Each line should be copied exactly.

-- Start Entries shown --

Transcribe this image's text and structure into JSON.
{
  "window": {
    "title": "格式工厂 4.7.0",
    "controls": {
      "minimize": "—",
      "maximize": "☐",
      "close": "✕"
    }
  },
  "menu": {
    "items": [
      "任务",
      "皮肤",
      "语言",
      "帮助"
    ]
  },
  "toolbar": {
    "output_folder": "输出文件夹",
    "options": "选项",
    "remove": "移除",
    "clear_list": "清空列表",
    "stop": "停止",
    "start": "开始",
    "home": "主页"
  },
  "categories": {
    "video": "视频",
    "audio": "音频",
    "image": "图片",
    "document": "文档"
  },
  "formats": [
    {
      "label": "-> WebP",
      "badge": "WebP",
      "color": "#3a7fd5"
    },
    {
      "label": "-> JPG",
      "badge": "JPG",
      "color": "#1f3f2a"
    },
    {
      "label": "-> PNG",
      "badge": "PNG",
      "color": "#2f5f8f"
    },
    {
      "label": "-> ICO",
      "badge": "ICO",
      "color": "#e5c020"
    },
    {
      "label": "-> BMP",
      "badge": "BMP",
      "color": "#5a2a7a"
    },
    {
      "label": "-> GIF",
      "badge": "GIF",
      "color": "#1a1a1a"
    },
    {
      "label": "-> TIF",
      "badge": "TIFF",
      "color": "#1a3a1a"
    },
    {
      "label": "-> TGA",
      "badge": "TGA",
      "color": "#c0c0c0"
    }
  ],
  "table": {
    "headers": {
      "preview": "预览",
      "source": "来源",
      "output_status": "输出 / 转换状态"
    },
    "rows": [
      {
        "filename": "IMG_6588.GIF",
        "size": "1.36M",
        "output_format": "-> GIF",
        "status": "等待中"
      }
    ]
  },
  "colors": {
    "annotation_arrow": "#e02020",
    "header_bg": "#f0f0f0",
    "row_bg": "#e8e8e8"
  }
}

-- End Entries shown --

◆ **Output of the task**:
Transcribe this image's text and structure into JSON.
{
  "window": {
    "title": "格式工厂 4.7.0",
    "controls": {
      "minimize": "—",
      "maximize": "☐",
      "close": "✕"
    }
  },
  "menu": {
    "items": [
      "任务",
      "皮肤",
      "语言",
      "帮助"
    ]
  },
  "toolbar": {
    "output_folder": "输出文件夹",
    "options": "选项",
    "remove": "移除",
    "clear_list": "清空列表",
    "stop": "停止",
    "start": "开始",
    "home": "主页"
  },
  "categories": {
    "video": "视频",
    "audio": "音频",
    "image": "图片",
    "document": "文档"
  },
  "formats": [
    {
      "label": "-> WebP",
      "badge": "WebP",
      "color": "#3a7fd5"
    },
    {
      "label": "-> JPG",
      "badge": "JPG",
      "color": "#1f3f2a"
    },
    {
      "label": "-> PNG",
      "badge": "PNG",
      "color": "#2f5f8f"
    },
    {
      "label": "-> ICO",
      "badge": "ICO",
      "color": "#e5c020"
    },
    {
      "label": "-> BMP",
      "badge": "BMP",
      "color": "#5a2a7a"
    },
    {
      "label": "-> GIF",
      "badge": "GIF",
      "color": "#1a1a1a"
    },
    {
      "label": "-> TIF",
      "badge": "TIFF",
      "color": "#1a3a1a"
    },
    {
      "label": "-> TGA",
      "badge": "TGA",
      "color": "#c0c0c0"
    }
  ],
  "table": {
    "headers": {
      "preview": "预览",
      "source": "来源",
      "output_status": "输出 / 转换状态"
    },
    "rows": [
      {
        "filename": "IMG_6588.GIF",
        "size": "1.36M",
        "output_format": "-> GIF",
        "status": "等待中"
      }
    ]
  },
  "colors": {
    "annotation_arrow": "#e02020",
    "header_bg": "#f0f0f0",
    "row_bg": "#e8e8e8"
  }
}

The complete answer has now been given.